◆ Task brief: Leave every picture out and write out the records below exactly.

......

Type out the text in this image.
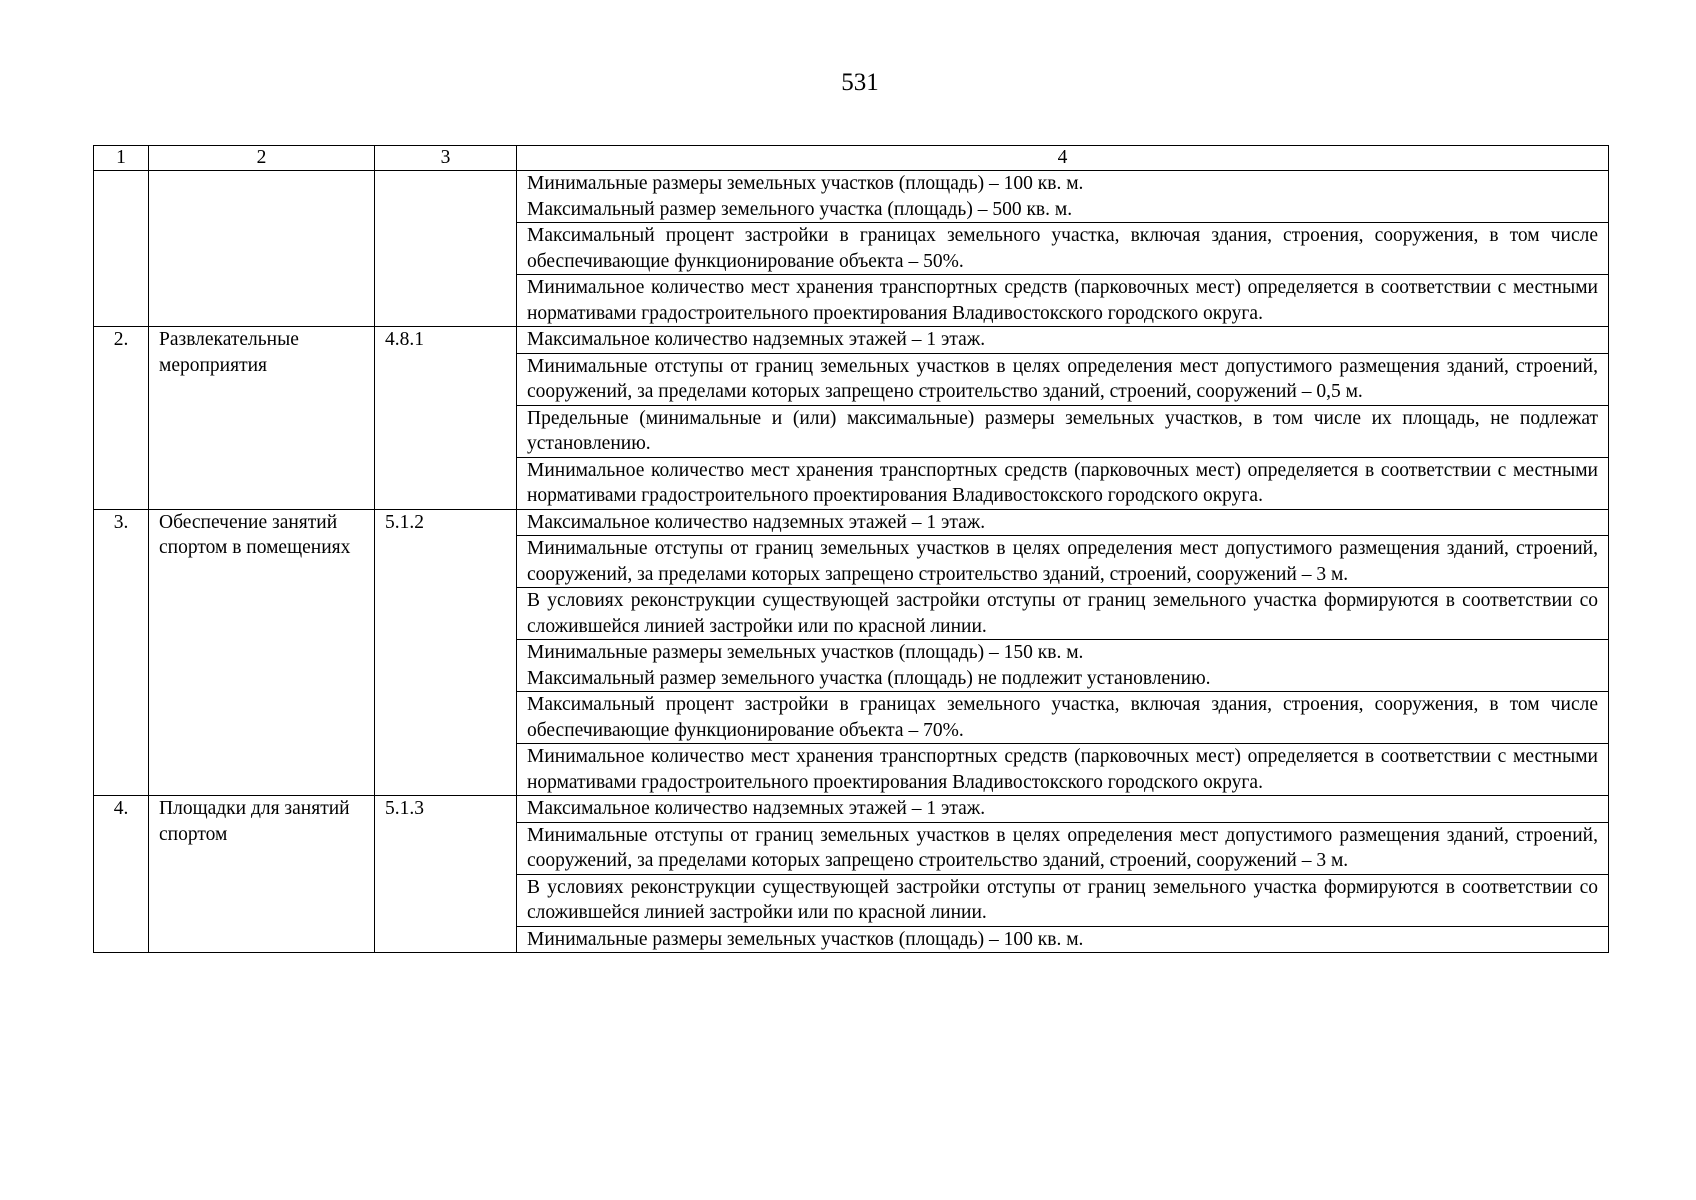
531
1	2	3	4

			Минимальные размеры земельных участков (площадь) – 100 кв. м.
Максимальный размер земельного участка (площадь) – 500 кв. м.

			Максимальный процент застройки в границах земельного участка, включая здания, строения, сооружения, в том числе обеспечивающие функционирование объекта – 50%.

			Минимальное количество мест хранения транспортных средств (парковочных мест) определяется в соответствии с местными нормативами градостроительного проектирования Владивостокского городского округа.

2.	Развлекательные мероприятия	4.8.1	Максимальное количество надземных этажей – 1 этаж.

			Минимальные отступы от границ земельных участков в целях определения мест допустимого размещения зданий, строений, сооружений, за пределами которых запрещено строительство зданий, строений, сооружений – 0,5 м.

			Предельные (минимальные и (или) максимальные) размеры земельных участков, в том числе их площадь, не подлежат установлению.

			Минимальное количество мест хранения транспортных средств (парковочных мест) определяется в соответствии с местными нормативами градостроительного проектирования Владивостокского городского округа.

3.	Обеспечение занятий спортом в помещениях	5.1.2	Максимальное количество надземных этажей – 1 этаж.

			Минимальные отступы от границ земельных участков в целях определения мест допустимого размещения зданий, строений, сооружений, за пределами которых запрещено строительство зданий, строений, сооружений – 3 м.

			В условиях реконструкции существующей застройки отступы от границ земельного участка формируются в соответствии со сложившейся линией застройки или по красной линии.

			Минимальные размеры земельных участков (площадь) – 150 кв. м.
Максимальный размер земельного участка (площадь) не подлежит установлению.

			Максимальный процент застройки в границах земельного участка, включая здания, строения, сооружения, в том числе обеспечивающие функционирование объекта – 70%.

			Минимальное количество мест хранения транспортных средств (парковочных мест) определяется в соответствии с местными нормативами градостроительного проектирования Владивостокского городского округа.

4.	Площадки для занятий спортом	5.1.3	Максимальное количество надземных этажей – 1 этаж.

			Минимальные отступы от границ земельных участков в целях определения мест допустимого размещения зданий, строений, сооружений, за пределами которых запрещено строительство зданий, строений, сооружений – 3 м.

			В условиях реконструкции существующей застройки отступы от границ земельного участка формируются в соответствии со сложившейся линией застройки или по красной линии.

			Минимальные размеры земельных участков (площадь) – 100 кв. м.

......

◆ Result below:
Type out the text in this image.
531
1	2	3	4

			Минимальные размеры земельных участков (площадь) – 100 кв. м.
Максимальный размер земельного участка (площадь) – 500 кв. м.

			Максимальный процент застройки в границах земельного участка, включая здания, строения, сооружения, в том числе обеспечивающие функционирование объекта – 50%.

			Минимальное количество мест хранения транспортных средств (парковочных мест) определяется в соответствии с местными нормативами градостроительного проектирования Владивостокского городского округа.

2.	Развлекательные мероприятия	4.8.1	Максимальное количество надземных этажей – 1 этаж.

			Минимальные отступы от границ земельных участков в целях определения мест допустимого размещения зданий, строений, сооружений, за пределами которых запрещено строительство зданий, строений, сооружений – 0,5 м.

			Предельные (минимальные и (или) максимальные) размеры земельных участков, в том числе их площадь, не подлежат установлению.

			Минимальное количество мест хранения транспортных средств (парковочных мест) определяется в соответствии с местными нормативами градостроительного проектирования Владивостокского городского округа.

3.	Обеспечение занятий спортом в помещениях	5.1.2	Максимальное количество надземных этажей – 1 этаж.

			Минимальные отступы от границ земельных участков в целях определения мест допустимого размещения зданий, строений, сооружений, за пределами которых запрещено строительство зданий, строений, сооружений – 3 м.

			В условиях реконструкции существующей застройки отступы от границ земельного участка формируются в соответствии со сложившейся линией застройки или по красной линии.

			Минимальные размеры земельных участков (площадь) – 150 кв. м.
Максимальный размер земельного участка (площадь) не подлежит установлению.

			Максимальный процент застройки в границах земельного участка, включая здания, строения, сооружения, в том числе обеспечивающие функционирование объекта – 70%.

			Минимальное количество мест хранения транспортных средств (парковочных мест) определяется в соответствии с местными нормативами градостроительного проектирования Владивостокского городского округа.

4.	Площадки для занятий спортом	5.1.3	Максимальное количество надземных этажей – 1 этаж.

			Минимальные отступы от границ земельных участков в целях определения мест допустимого размещения зданий, строений, сооружений, за пределами которых запрещено строительство зданий, строений, сооружений – 3 м.

			В условиях реконструкции существующей застройки отступы от границ земельного участка формируются в соответствии со сложившейся линией застройки или по красной линии.

			Минимальные размеры земельных участков (площадь) – 100 кв. м.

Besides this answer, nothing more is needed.